A partial copy is required: transcribe exactly the lines from the one containing "OCR this image." through the last line below, without any pictures.

● ● ●

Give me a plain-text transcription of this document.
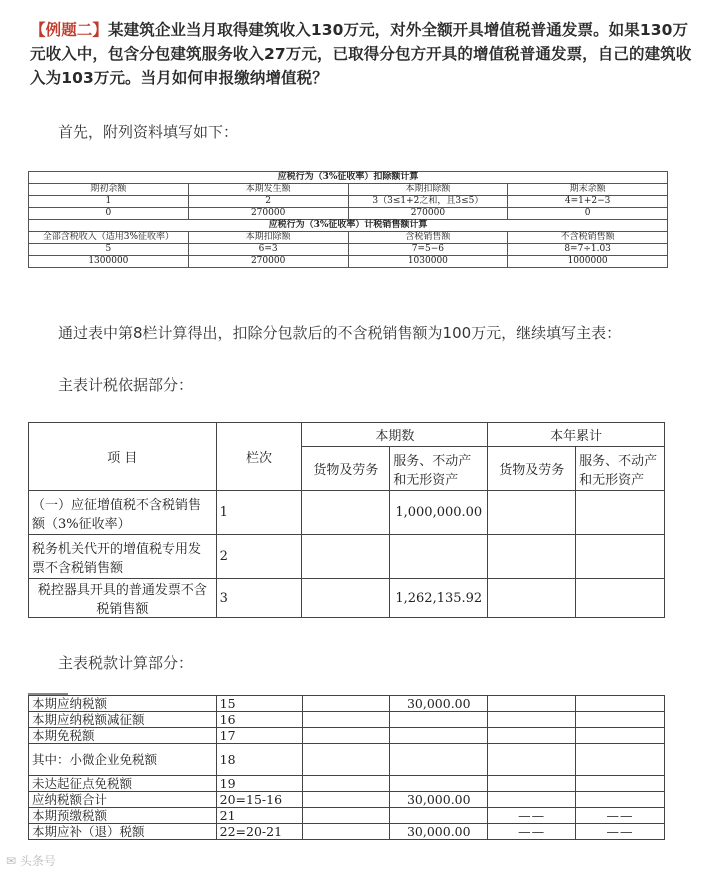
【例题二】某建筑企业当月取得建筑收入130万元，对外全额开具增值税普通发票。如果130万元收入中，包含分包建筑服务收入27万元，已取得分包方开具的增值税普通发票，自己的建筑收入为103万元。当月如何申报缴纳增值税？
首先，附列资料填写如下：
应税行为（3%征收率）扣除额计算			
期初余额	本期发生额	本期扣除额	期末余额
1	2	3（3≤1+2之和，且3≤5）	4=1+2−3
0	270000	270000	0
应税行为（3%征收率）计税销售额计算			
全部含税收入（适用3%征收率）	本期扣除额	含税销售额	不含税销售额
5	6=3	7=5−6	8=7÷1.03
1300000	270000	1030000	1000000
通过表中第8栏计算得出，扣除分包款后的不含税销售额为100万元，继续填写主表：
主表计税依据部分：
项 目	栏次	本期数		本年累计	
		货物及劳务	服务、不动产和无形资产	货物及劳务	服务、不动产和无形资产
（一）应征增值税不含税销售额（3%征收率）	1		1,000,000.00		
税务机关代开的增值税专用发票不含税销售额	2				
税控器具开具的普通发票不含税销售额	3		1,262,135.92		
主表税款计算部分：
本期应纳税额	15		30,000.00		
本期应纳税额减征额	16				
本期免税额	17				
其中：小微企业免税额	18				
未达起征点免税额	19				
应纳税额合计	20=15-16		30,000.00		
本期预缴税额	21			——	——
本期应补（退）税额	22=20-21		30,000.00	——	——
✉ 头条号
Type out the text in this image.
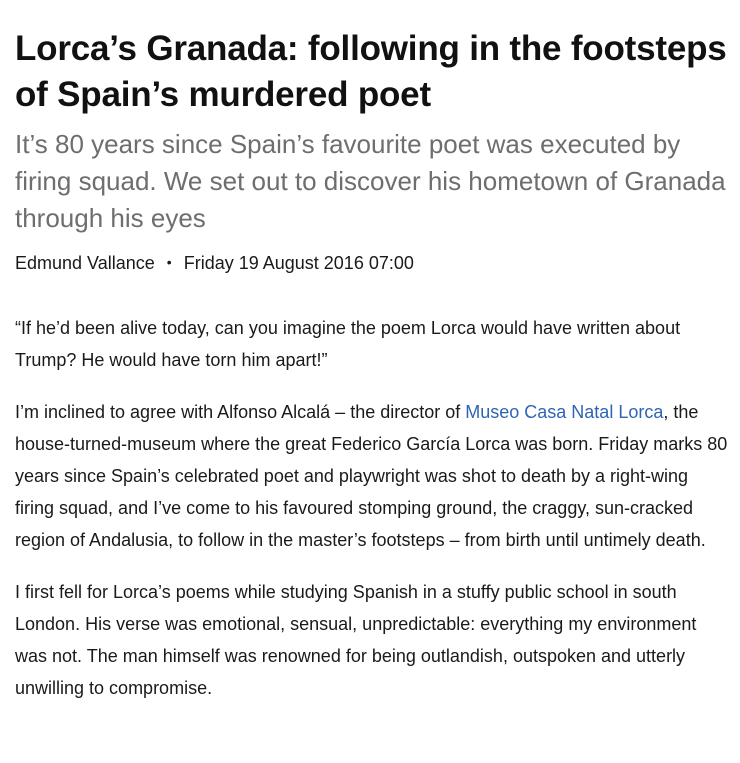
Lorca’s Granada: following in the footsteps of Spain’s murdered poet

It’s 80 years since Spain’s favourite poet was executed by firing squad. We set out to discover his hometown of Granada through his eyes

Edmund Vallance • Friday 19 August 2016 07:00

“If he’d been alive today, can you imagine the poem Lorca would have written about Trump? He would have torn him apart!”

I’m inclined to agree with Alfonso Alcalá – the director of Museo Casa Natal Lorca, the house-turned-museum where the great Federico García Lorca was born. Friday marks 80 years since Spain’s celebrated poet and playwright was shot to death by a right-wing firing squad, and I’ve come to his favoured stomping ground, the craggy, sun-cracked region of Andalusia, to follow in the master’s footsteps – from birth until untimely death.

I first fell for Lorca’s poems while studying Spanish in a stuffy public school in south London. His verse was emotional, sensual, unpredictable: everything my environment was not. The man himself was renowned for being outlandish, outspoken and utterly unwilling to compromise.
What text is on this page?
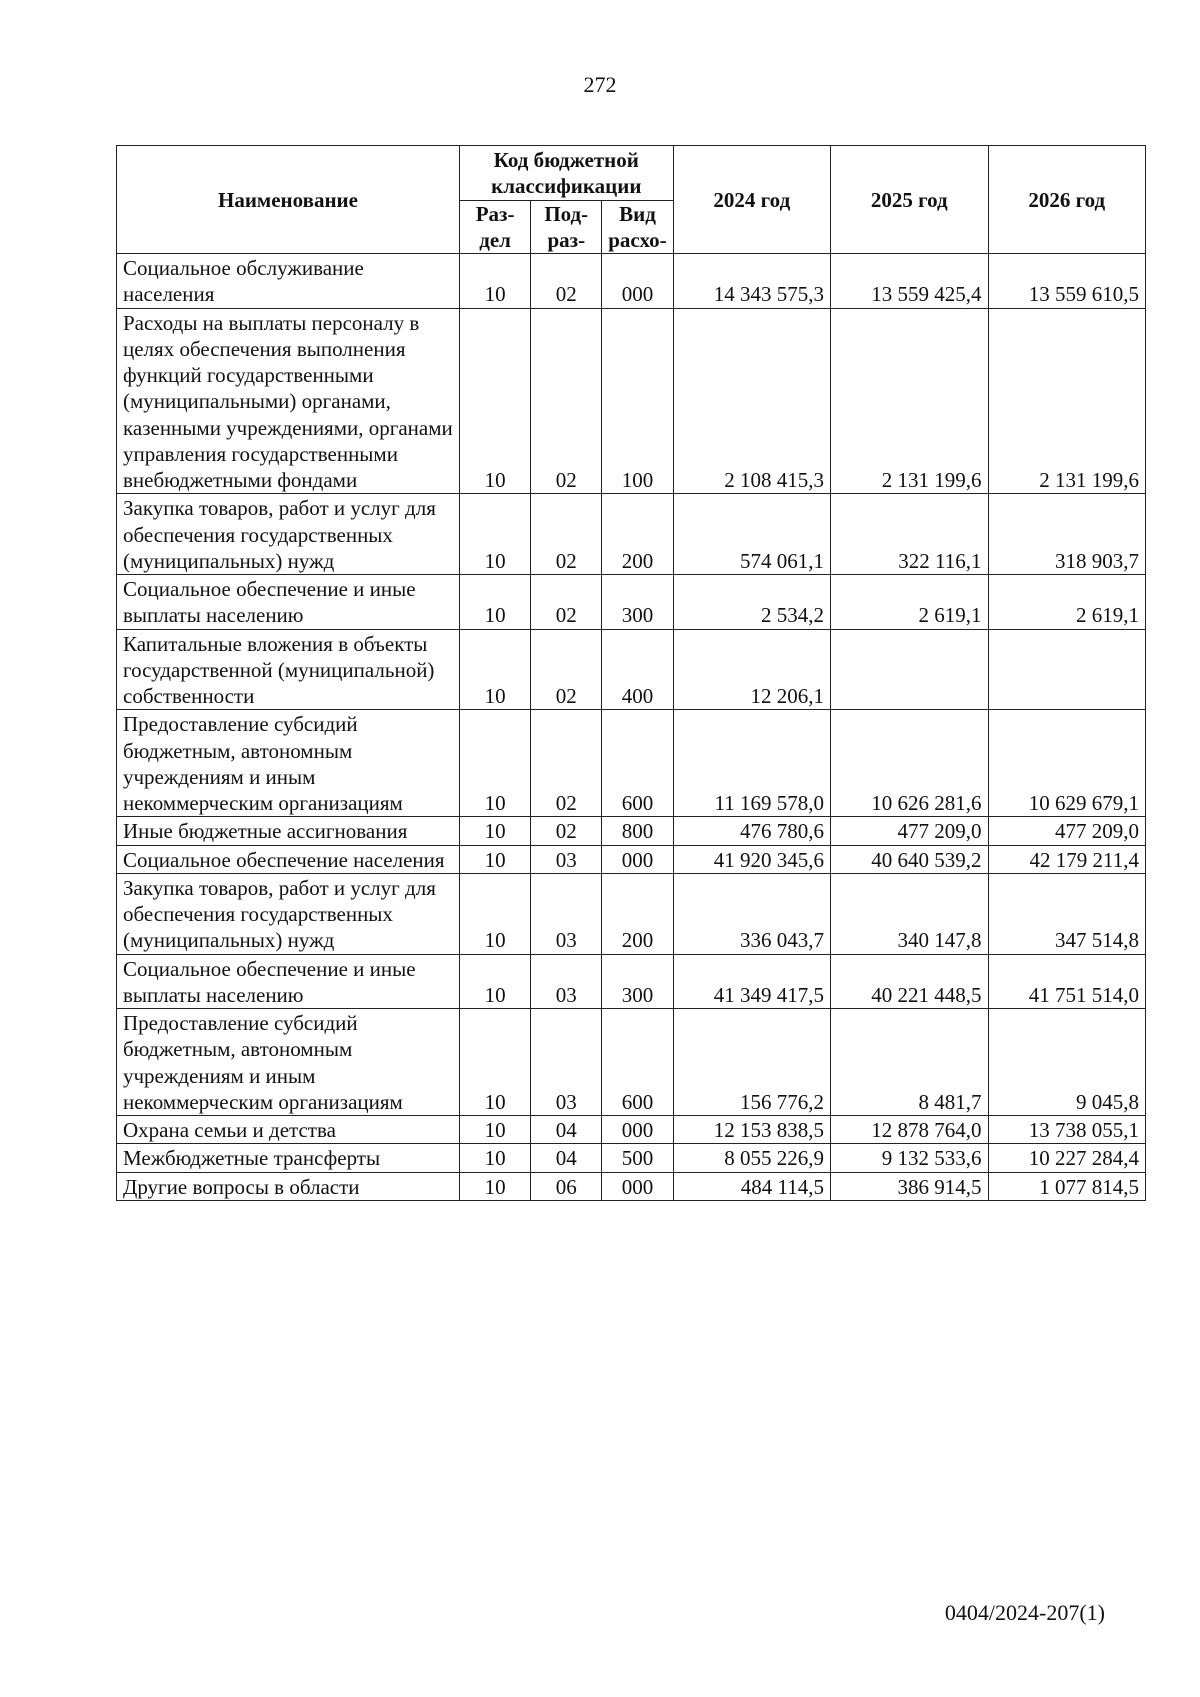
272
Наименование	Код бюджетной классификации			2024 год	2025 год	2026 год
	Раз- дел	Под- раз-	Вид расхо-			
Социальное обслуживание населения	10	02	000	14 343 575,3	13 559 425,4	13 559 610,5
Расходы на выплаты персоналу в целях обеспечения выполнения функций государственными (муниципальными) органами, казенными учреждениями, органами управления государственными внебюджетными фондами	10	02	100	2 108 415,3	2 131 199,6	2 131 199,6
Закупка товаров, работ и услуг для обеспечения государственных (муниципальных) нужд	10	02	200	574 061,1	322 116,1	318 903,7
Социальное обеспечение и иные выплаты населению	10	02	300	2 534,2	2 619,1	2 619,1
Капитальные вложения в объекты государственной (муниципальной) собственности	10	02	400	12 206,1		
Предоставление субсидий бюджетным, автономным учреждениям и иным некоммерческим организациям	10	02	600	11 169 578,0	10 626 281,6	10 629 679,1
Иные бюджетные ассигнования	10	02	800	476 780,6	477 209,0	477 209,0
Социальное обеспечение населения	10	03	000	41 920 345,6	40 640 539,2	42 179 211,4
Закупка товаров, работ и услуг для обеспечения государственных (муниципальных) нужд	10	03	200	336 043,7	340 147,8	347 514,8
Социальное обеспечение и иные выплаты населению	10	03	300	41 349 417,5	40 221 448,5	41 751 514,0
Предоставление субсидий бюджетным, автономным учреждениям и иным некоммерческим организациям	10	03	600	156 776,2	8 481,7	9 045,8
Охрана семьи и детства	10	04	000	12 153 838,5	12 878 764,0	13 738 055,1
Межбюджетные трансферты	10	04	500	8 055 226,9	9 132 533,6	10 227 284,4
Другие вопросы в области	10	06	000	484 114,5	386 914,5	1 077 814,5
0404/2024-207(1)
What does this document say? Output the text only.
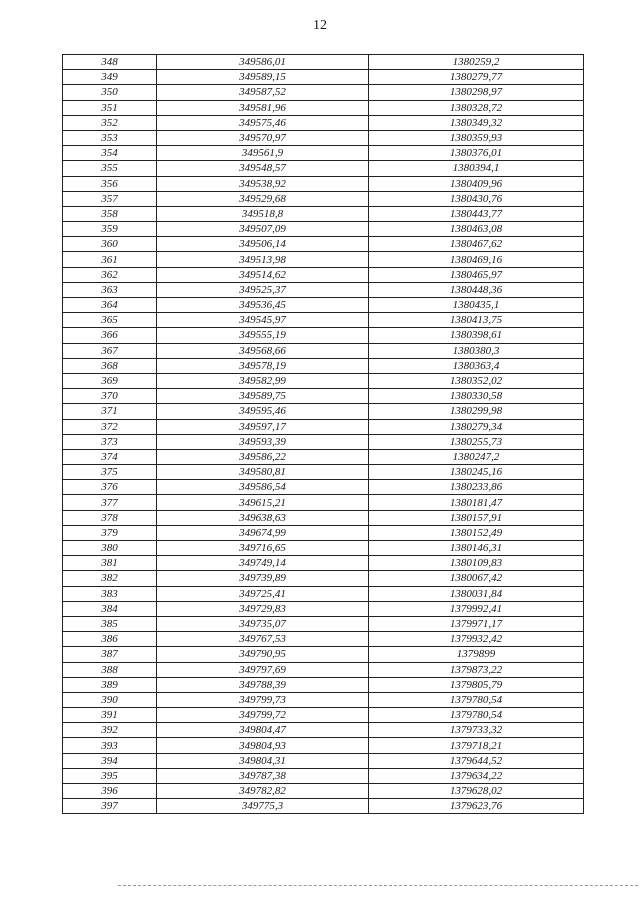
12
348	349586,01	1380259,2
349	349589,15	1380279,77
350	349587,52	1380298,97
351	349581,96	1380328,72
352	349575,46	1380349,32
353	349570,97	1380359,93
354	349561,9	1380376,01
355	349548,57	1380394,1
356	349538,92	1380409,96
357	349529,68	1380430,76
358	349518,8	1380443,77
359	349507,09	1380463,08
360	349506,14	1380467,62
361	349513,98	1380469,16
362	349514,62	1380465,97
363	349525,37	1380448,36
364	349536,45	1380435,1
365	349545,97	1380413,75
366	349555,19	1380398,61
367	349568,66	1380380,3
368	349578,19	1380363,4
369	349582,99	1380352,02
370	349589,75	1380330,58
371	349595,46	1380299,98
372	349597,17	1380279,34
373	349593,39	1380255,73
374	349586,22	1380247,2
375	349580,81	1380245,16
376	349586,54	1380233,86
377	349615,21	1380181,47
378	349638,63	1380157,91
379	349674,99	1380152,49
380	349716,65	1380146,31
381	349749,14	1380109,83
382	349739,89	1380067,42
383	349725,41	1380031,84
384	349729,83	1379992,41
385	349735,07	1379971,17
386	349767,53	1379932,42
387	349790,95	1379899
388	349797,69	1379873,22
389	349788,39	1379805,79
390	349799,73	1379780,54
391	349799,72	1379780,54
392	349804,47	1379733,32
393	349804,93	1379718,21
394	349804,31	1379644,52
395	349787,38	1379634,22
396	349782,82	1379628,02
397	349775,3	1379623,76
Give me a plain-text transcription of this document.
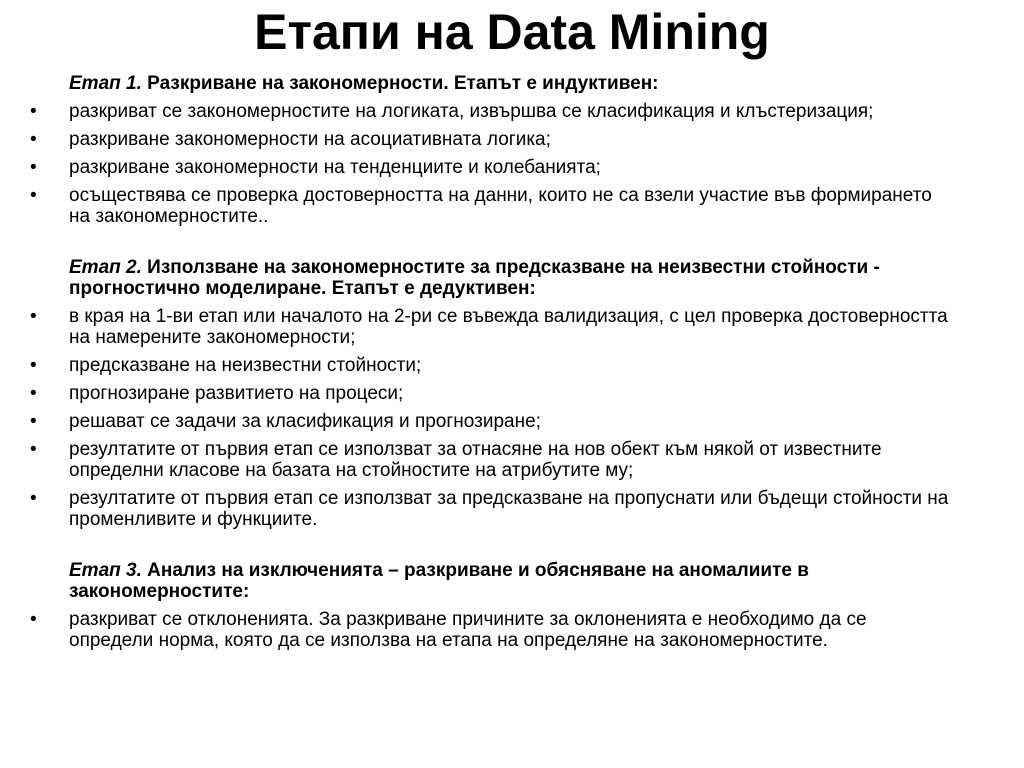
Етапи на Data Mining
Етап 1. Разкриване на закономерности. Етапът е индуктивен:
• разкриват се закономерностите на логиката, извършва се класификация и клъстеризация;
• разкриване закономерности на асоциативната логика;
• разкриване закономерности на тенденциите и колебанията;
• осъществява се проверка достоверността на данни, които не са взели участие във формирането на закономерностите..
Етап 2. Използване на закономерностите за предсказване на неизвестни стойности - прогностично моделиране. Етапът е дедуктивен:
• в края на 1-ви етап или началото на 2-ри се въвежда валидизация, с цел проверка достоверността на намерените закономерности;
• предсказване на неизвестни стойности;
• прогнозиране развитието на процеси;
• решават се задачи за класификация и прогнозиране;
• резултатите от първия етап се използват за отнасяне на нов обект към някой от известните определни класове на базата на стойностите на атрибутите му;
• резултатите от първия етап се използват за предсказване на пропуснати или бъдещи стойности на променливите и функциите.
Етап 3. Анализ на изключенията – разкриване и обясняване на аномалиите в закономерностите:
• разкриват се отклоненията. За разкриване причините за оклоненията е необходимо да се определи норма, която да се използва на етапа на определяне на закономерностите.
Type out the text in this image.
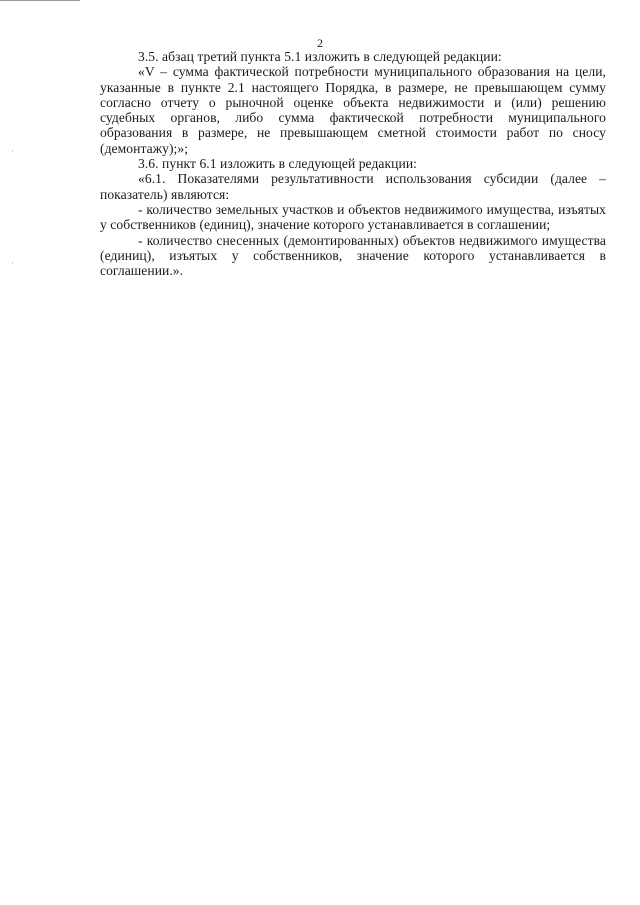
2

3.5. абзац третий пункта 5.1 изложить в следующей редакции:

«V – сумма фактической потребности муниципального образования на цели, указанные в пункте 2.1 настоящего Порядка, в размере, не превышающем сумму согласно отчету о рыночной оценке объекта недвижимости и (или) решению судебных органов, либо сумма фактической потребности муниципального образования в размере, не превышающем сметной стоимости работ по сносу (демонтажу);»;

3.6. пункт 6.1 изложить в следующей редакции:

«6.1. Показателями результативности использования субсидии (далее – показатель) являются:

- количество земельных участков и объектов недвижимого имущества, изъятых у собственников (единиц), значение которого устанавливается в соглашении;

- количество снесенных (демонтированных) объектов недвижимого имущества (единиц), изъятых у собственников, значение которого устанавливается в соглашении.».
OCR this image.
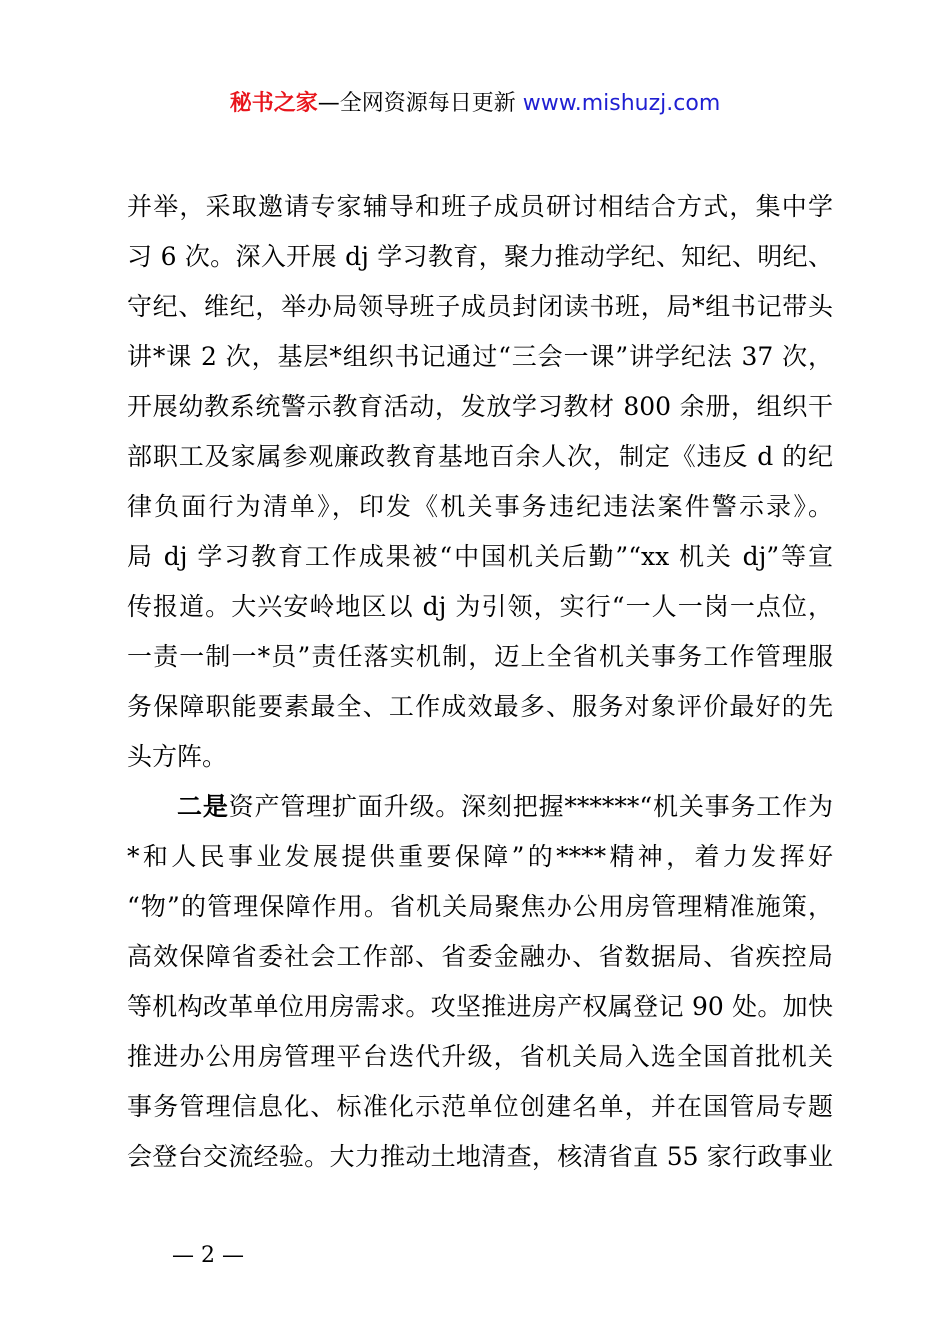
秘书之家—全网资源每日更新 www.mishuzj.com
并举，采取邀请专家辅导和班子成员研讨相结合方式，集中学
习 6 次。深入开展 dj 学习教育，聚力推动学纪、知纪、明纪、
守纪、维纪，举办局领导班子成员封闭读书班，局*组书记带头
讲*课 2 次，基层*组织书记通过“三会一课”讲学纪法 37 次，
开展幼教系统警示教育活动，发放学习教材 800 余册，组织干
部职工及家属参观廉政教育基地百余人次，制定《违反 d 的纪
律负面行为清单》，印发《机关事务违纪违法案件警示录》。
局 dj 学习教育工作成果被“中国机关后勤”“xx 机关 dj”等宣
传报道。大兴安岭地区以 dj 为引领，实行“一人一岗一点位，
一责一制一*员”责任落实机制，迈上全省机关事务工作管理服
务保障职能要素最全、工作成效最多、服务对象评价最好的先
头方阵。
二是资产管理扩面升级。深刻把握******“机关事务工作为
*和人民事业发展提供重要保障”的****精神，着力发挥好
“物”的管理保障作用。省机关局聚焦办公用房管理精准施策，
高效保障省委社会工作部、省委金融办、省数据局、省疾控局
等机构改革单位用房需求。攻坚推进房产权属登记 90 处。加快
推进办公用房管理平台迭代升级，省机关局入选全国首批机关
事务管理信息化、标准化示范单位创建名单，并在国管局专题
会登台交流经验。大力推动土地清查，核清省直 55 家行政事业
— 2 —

● ● ●

Response for this exercise.
OCR this image.
秘书之家—全网资源每日更新 www.mishuzj.com
并举，采取邀请专家辅导和班子成员研讨相结合方式，集中学
习 6 次。深入开展 dj 学习教育，聚力推动学纪、知纪、明纪、
守纪、维纪，举办局领导班子成员封闭读书班，局*组书记带头
讲*课 2 次，基层*组织书记通过“三会一课”讲学纪法 37 次，
开展幼教系统警示教育活动，发放学习教材 800 余册，组织干
部职工及家属参观廉政教育基地百余人次，制定《违反 d 的纪
律负面行为清单》，印发《机关事务违纪违法案件警示录》。
局 dj 学习教育工作成果被“中国机关后勤”“xx 机关 dj”等宣
传报道。大兴安岭地区以 dj 为引领，实行“一人一岗一点位，
一责一制一*员”责任落实机制，迈上全省机关事务工作管理服
务保障职能要素最全、工作成效最多、服务对象评价最好的先
头方阵。
二是资产管理扩面升级。深刻把握******“机关事务工作为
*和人民事业发展提供重要保障”的****精神，着力发挥好
“物”的管理保障作用。省机关局聚焦办公用房管理精准施策，
高效保障省委社会工作部、省委金融办、省数据局、省疾控局
等机构改革单位用房需求。攻坚推进房产权属登记 90 处。加快
推进办公用房管理平台迭代升级，省机关局入选全国首批机关
事务管理信息化、标准化示范单位创建名单，并在国管局专题
会登台交流经验。大力推动土地清查，核清省直 55 家行政事业
— 2 —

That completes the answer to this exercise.